(Stored records)
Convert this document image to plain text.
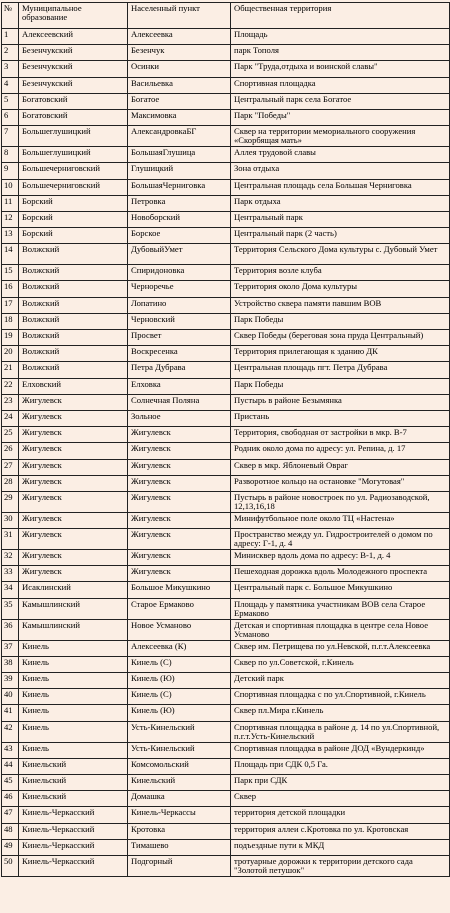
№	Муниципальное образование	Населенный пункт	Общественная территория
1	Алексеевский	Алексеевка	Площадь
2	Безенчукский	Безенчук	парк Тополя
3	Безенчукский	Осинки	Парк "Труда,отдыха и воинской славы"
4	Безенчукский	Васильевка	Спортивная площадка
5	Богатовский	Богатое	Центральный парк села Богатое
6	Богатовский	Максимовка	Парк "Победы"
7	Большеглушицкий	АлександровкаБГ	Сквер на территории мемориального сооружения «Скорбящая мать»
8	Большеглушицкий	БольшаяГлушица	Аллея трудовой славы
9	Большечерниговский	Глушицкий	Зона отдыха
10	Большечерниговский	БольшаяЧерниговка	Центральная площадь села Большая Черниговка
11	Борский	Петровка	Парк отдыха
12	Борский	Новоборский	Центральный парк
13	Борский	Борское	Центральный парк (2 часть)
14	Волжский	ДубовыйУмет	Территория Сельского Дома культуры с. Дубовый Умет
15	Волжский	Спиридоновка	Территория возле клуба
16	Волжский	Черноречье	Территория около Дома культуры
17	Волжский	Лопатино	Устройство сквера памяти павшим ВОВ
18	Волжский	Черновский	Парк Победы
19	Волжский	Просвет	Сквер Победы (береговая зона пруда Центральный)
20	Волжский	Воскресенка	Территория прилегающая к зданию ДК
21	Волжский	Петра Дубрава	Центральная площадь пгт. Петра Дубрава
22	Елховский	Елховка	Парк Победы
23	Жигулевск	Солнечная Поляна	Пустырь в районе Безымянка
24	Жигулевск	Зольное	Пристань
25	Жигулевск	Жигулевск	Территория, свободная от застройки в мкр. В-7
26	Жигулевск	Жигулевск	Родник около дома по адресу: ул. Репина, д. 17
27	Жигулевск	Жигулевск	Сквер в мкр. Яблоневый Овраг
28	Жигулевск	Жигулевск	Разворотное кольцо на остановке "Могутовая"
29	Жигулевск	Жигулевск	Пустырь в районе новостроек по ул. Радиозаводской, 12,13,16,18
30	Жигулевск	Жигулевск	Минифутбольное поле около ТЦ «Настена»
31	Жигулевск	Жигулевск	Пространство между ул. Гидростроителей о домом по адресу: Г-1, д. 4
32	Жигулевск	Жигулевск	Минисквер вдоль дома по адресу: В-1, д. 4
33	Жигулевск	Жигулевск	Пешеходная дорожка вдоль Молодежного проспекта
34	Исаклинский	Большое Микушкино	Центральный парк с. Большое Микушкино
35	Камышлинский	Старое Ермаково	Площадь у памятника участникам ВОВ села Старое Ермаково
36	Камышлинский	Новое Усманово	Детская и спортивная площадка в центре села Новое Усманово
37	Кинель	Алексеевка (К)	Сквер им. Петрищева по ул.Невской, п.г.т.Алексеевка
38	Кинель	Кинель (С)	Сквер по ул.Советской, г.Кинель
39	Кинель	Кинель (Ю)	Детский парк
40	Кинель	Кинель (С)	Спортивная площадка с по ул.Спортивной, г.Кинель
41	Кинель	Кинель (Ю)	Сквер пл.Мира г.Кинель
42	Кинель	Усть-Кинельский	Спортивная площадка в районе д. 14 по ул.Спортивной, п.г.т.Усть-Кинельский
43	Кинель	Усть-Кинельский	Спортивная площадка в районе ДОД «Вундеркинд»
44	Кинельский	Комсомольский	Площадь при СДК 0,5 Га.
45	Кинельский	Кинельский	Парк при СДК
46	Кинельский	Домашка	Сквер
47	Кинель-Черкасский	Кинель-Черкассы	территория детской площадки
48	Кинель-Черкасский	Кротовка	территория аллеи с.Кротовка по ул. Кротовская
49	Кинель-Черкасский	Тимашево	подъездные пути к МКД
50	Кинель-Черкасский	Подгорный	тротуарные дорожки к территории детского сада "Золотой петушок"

...

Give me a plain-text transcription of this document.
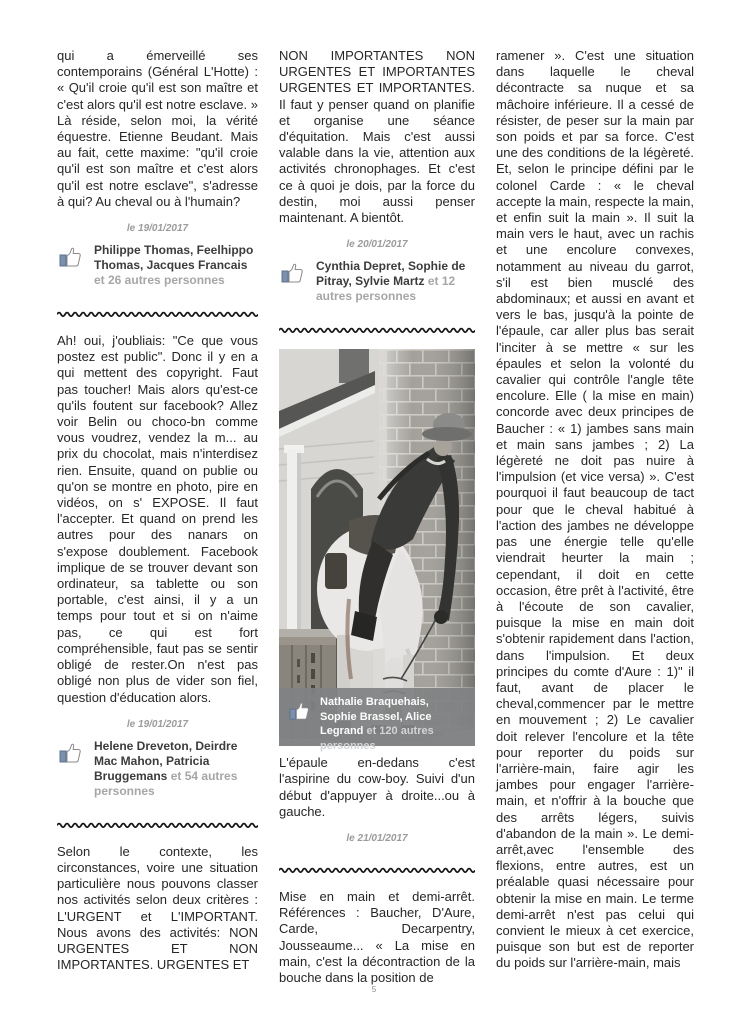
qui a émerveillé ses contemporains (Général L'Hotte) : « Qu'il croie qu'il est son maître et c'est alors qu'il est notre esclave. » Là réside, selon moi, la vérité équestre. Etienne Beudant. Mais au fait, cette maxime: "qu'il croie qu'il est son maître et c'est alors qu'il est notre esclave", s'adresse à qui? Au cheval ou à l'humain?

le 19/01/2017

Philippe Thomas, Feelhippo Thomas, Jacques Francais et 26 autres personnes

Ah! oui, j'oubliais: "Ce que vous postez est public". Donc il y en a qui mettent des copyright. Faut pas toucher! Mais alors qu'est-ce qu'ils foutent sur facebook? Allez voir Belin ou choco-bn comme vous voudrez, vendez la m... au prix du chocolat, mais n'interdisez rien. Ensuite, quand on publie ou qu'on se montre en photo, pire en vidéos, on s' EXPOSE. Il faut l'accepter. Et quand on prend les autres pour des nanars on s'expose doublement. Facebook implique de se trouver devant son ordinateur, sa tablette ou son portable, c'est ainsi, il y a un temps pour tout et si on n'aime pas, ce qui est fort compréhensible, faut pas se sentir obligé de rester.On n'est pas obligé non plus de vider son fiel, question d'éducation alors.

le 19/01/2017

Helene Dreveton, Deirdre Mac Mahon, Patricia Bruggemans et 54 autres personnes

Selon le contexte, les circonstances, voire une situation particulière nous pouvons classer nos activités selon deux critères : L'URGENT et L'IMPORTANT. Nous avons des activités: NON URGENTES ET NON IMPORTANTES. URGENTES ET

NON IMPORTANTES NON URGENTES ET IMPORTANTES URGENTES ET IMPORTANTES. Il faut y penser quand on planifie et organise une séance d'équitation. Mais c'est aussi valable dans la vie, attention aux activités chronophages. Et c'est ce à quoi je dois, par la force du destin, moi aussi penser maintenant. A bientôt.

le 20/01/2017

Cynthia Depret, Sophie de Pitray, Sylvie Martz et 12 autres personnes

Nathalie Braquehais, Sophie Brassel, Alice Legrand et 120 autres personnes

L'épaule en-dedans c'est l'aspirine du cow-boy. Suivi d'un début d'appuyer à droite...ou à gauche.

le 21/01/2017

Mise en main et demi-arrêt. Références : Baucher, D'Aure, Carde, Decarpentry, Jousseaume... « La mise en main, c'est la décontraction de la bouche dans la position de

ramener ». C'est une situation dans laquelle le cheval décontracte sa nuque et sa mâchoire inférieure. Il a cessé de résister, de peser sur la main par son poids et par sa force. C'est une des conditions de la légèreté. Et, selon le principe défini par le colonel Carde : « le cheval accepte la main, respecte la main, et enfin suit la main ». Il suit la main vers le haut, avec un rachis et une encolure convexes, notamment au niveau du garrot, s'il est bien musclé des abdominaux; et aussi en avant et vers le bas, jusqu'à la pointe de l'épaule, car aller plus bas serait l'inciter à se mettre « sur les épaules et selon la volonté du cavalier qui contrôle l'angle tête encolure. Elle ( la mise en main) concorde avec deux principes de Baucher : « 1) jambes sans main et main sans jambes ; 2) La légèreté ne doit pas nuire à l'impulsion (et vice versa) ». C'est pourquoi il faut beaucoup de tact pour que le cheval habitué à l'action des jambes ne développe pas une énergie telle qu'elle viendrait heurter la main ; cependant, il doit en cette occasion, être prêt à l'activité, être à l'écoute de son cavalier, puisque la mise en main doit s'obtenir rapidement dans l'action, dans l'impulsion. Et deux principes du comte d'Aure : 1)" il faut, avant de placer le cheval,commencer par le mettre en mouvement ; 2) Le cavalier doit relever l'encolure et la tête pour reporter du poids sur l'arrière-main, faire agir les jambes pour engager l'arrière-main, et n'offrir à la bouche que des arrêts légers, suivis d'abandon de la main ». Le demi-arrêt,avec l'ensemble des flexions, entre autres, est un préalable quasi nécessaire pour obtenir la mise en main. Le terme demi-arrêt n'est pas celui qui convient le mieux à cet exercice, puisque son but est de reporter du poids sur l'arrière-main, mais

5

---

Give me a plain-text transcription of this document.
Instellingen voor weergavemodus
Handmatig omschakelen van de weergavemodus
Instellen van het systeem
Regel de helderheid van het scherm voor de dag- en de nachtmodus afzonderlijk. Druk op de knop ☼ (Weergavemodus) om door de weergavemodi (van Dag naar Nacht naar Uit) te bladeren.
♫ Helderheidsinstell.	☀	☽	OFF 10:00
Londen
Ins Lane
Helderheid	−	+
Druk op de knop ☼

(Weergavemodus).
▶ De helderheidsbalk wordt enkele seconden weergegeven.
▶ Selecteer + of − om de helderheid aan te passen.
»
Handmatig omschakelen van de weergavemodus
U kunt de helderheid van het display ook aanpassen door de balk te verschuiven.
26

**Exercise description**
Show every line in the entries where the string "Усть" occurs.

**Written solution**
42	Кинель	Усть-Кинельский	Спортивная площадка в районе д. 14 по ул.Спортивной, п.г.т.Усть-Кинельский
43	Кинель	Усть-Кинельский	Спортивная площадка в районе ДОД «Вундеркинд»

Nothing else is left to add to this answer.